### Task details
Extract all lines in the data that contain the word "filed".

Dataset listings of figures:
------------------------
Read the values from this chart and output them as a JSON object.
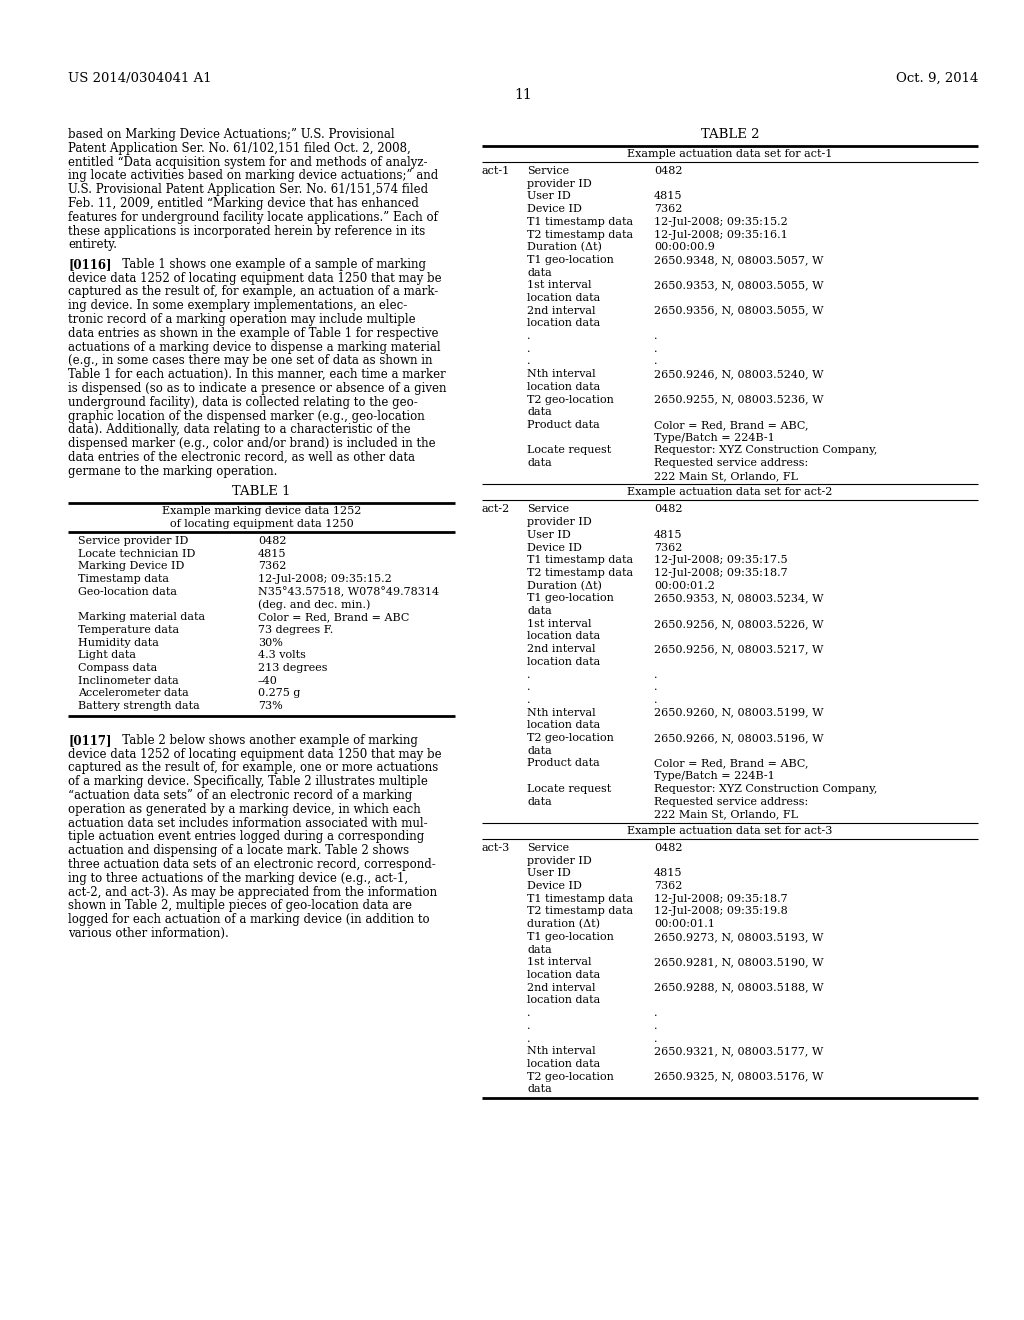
{
  "background_color": "#ffffff",
  "header_left": "US 2014/0304041 A1",
  "header_right": "Oct. 9, 2014",
  "page_number": "11",
  "left_para1": [
    "based on Marking Device Actuations;” U.S. Provisional",
    "Patent Application Ser. No. 61/102,151 filed Oct. 2, 2008,",
    "entitled “Data acquisition system for and methods of analyz-",
    "ing locate activities based on marking device actuations;” and",
    "U.S. Provisional Patent Application Ser. No. 61/151,574 filed",
    "Feb. 11, 2009, entitled “Marking device that has enhanced",
    "features for underground facility locate applications.” Each of",
    "these applications is incorporated herein by reference in its",
    "entirety."
  ],
  "para0116_label": "[0116]",
  "left_para2": [
    "   Table 1 shows one example of a sample of marking",
    "device data 1252 of locating equipment data 1250 that may be",
    "captured as the result of, for example, an actuation of a mark-",
    "ing device. In some exemplary implementations, an elec-",
    "tronic record of a marking operation may include multiple",
    "data entries as shown in the example of Table 1 for respective",
    "actuations of a marking device to dispense a marking material",
    "(e.g., in some cases there may be one set of data as shown in",
    "Table 1 for each actuation). In this manner, each time a marker",
    "is dispensed (so as to indicate a presence or absence of a given",
    "underground facility), data is collected relating to the geo-",
    "graphic location of the dispensed marker (e.g., geo-location",
    "data). Additionally, data relating to a characteristic of the",
    "dispensed marker (e.g., color and/or brand) is included in the",
    "data entries of the electronic record, as well as other data",
    "germane to the marking operation."
  ],
  "table1_title": "TABLE 1",
  "table1_subtitle1": "Example marking device data 1252",
  "table1_subtitle2": "of locating equipment data 1250",
  "table1_rows": [
    [
      "Service provider ID",
      "0482"
    ],
    [
      "Locate technician ID",
      "4815"
    ],
    [
      "Marking Device ID",
      "7362"
    ],
    [
      "Timestamp data",
      "12-Jul-2008; 09:35:15.2"
    ],
    [
      "Geo-location data",
      "N35°43.57518, W078°49.78314"
    ],
    [
      "",
      "(deg. and dec. min.)"
    ],
    [
      "Marking material data",
      "Color = Red, Brand = ABC"
    ],
    [
      "Temperature data",
      "73 degrees F."
    ],
    [
      "Humidity data",
      "30%"
    ],
    [
      "Light data",
      "4.3 volts"
    ],
    [
      "Compass data",
      "213 degrees"
    ],
    [
      "Inclinometer data",
      "–40"
    ],
    [
      "Accelerometer data",
      "0.275 g"
    ],
    [
      "Battery strength data",
      "73%"
    ]
  ],
  "para0117_label": "[0117]",
  "left_para3": [
    "   Table 2 below shows another example of marking",
    "device data 1252 of locating equipment data 1250 that may be",
    "captured as the result of, for example, one or more actuations",
    "of a marking device. Specifically, Table 2 illustrates multiple",
    "“actuation data sets” of an electronic record of a marking",
    "operation as generated by a marking device, in which each",
    "actuation data set includes information associated with mul-",
    "tiple actuation event entries logged during a corresponding",
    "actuation and dispensing of a locate mark. Table 2 shows",
    "three actuation data sets of an electronic record, correspond-",
    "ing to three actuations of the marking device (e.g., act-1,",
    "act-2, and act-3). As may be appreciated from the information",
    "shown in Table 2, multiple pieces of geo-location data are",
    "logged for each actuation of a marking device (in addition to",
    "various other information)."
  ],
  "table2_title": "TABLE 2",
  "act1_subtitle": "Example actuation data set for act-1",
  "act1_label": "act-1",
  "act1_rows": [
    [
      "Service",
      "0482"
    ],
    [
      "provider ID",
      ""
    ],
    [
      "User ID",
      "4815"
    ],
    [
      "Device ID",
      "7362"
    ],
    [
      "T1 timestamp data",
      "12-Jul-2008; 09:35:15.2"
    ],
    [
      "T2 timestamp data",
      "12-Jul-2008; 09:35:16.1"
    ],
    [
      "Duration (Δt)",
      "00:00:00.9"
    ],
    [
      "T1 geo-location",
      "2650.9348, N, 08003.5057, W"
    ],
    [
      "data",
      ""
    ],
    [
      "1st interval",
      "2650.9353, N, 08003.5055, W"
    ],
    [
      "location data",
      ""
    ],
    [
      "2nd interval",
      "2650.9356, N, 08003.5055, W"
    ],
    [
      "location data",
      ""
    ],
    [
      ".",
      "."
    ],
    [
      ".",
      "."
    ],
    [
      ".",
      "."
    ],
    [
      "Nth interval",
      "2650.9246, N, 08003.5240, W"
    ],
    [
      "location data",
      ""
    ],
    [
      "T2 geo-location",
      "2650.9255, N, 08003.5236, W"
    ],
    [
      "data",
      ""
    ],
    [
      "Product data",
      "Color = Red, Brand = ABC,"
    ],
    [
      "",
      "Type/Batch = 224B-1"
    ],
    [
      "Locate request",
      "Requestor: XYZ Construction Company,"
    ],
    [
      "data",
      "Requested service address:"
    ],
    [
      "",
      "222 Main St, Orlando, FL"
    ]
  ],
  "act2_subtitle": "Example actuation data set for act-2",
  "act2_label": "act-2",
  "act2_rows": [
    [
      "Service",
      "0482"
    ],
    [
      "provider ID",
      ""
    ],
    [
      "User ID",
      "4815"
    ],
    [
      "Device ID",
      "7362"
    ],
    [
      "T1 timestamp data",
      "12-Jul-2008; 09:35:17.5"
    ],
    [
      "T2 timestamp data",
      "12-Jul-2008; 09:35:18.7"
    ],
    [
      "Duration (Δt)",
      "00:00:01.2"
    ],
    [
      "T1 geo-location",
      "2650.9353, N, 08003.5234, W"
    ],
    [
      "data",
      ""
    ],
    [
      "1st interval",
      "2650.9256, N, 08003.5226, W"
    ],
    [
      "location data",
      ""
    ],
    [
      "2nd interval",
      "2650.9256, N, 08003.5217, W"
    ],
    [
      "location data",
      ""
    ],
    [
      ".",
      "."
    ],
    [
      ".",
      "."
    ],
    [
      ".",
      "."
    ],
    [
      "Nth interval",
      "2650.9260, N, 08003.5199, W"
    ],
    [
      "location data",
      ""
    ],
    [
      "T2 geo-location",
      "2650.9266, N, 08003.5196, W"
    ],
    [
      "data",
      ""
    ],
    [
      "Product data",
      "Color = Red, Brand = ABC,"
    ],
    [
      "",
      "Type/Batch = 224B-1"
    ],
    [
      "Locate request",
      "Requestor: XYZ Construction Company,"
    ],
    [
      "data",
      "Requested service address:"
    ],
    [
      "",
      "222 Main St, Orlando, FL"
    ]
  ],
  "act3_subtitle": "Example actuation data set for act-3",
  "act3_label": "act-3",
  "act3_rows": [
    [
      "Service",
      "0482"
    ],
    [
      "provider ID",
      ""
    ],
    [
      "User ID",
      "4815"
    ],
    [
      "Device ID",
      "7362"
    ],
    [
      "T1 timestamp data",
      "12-Jul-2008; 09:35:18.7"
    ],
    [
      "T2 timestamp data",
      "12-Jul-2008; 09:35:19.8"
    ],
    [
      "duration (Δt)",
      "00:00:01.1"
    ],
    [
      "T1 geo-location",
      "2650.9273, N, 08003.5193, W"
    ],
    [
      "data",
      ""
    ],
    [
      "1st interval",
      "2650.9281, N, 08003.5190, W"
    ],
    [
      "location data",
      ""
    ],
    [
      "2nd interval",
      "2650.9288, N, 08003.5188, W"
    ],
    [
      "location data",
      ""
    ],
    [
      ".",
      "."
    ],
    [
      ".",
      "."
    ],
    [
      ".",
      "."
    ],
    [
      "Nth interval",
      "2650.9321, N, 08003.5177, W"
    ],
    [
      "location data",
      ""
    ],
    [
      "T2 geo-location",
      "2650.9325, N, 08003.5176, W"
    ],
    [
      "data",
      ""
    ]
  ]
}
------------------------
### Full solution
    "Patent Application Ser. No. 61/102,151 filed Oct. 2, 2008,",
    "U.S. Provisional Patent Application Ser. No. 61/151,574 filed",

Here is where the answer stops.